DATA EXCERPTS
========================

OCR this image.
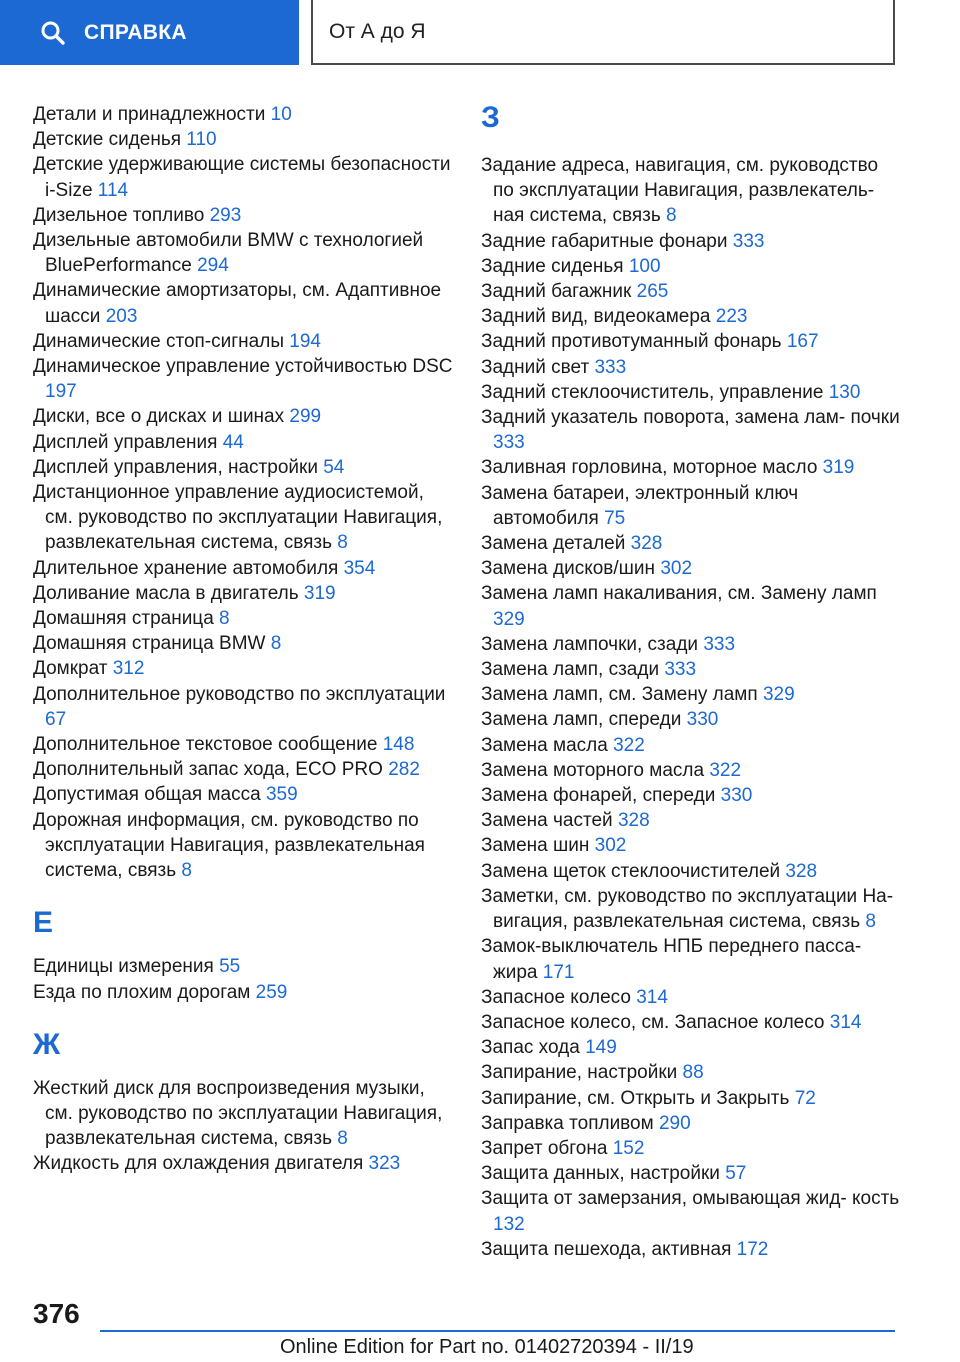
СПРАВКА	От А до Я
Детали и принадлежности 10
Детские сиденья 110
Детские удерживающие системы безопасности i-Size 114
Дизельное топливо 293
Дизельные автомобили BMW с технологией BluePerformance 294
Динамические амортизаторы, см. Адаптивное шасси 203
Динамические стоп-сигналы 194
Динамическое управление устойчивостью DSC 197
Диски, все о дисках и шинах 299
Дисплей управления 44
Дисплей управления, настройки 54
Дистанционное управление аудиосистемой, см. руководство по эксплуатации Навигация, развлекательная система, связь 8
Длительное хранение автомобиля 354
Доливание масла в двигатель 319
Домашняя страница 8
Домашняя страница BMW 8
Домкрат 312
Дополнительное руководство по эксплуатации 67
Дополнительное текстовое сообщение 148
Дополнительный запас хода, ECO PRO 282
Допустимая общая масса 359
Дорожная информация, см. руководство по эксплуатации Навигация, развлекательная система, связь 8
Е
Единицы измерения 55
Езда по плохим дорогам 259
Ж
Жесткий диск для воспроизведения музыки, см. руководство по эксплуатации Навигация, развлекательная система, связь 8
Жидкость для охлаждения двигателя 323
З
Задание адреса, навигация, см. руководство по эксплуатации Навигация, развлекатель- ная система, связь 8
Задние габаритные фонари 333
Задние сиденья 100
Задний багажник 265
Задний вид, видеокамера 223
Задний противотуманный фонарь 167
Задний свет 333
Задний стеклоочиститель, управление 130
Задний указатель поворота, замена лам- почки 333
Заливная горловина, моторное масло 319
Замена батареи, электронный ключ автомобиля 75
Замена деталей 328
Замена дисков/шин 302
Замена ламп накаливания, см. Замену ламп 329
Замена лампочки, сзади 333
Замена ламп, сзади 333
Замена ламп, см. Замену ламп 329
Замена ламп, спереди 330
Замена масла 322
Замена моторного масла 322
Замена фонарей, спереди 330
Замена частей 328
Замена шин 302
Замена щеток стеклоочистителей 328
Заметки, см. руководство по эксплуатации На- вигация, развлекательная система, связь 8
Замок-выключатель НПБ переднего пасса- жира 171
Запасное колесо 314
Запасное колесо, см. Запасное колесо 314
Запас хода 149
Запирание, настройки 88
Запирание, см. Открыть и Закрыть 72
Заправка топливом 290
Запрет обгона 152
Защита данных, настройки 57
Защита от замерзания, омывающая жид- кость 132
Защита пешехода, активная 172
376
Online Edition for Part no. 01402720394 - II/19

========================

JOB
Determine the count of lines in the data above with the string "эксплуатации" in them, and give that count alone.

OUTPUT FOR THIS TASK
6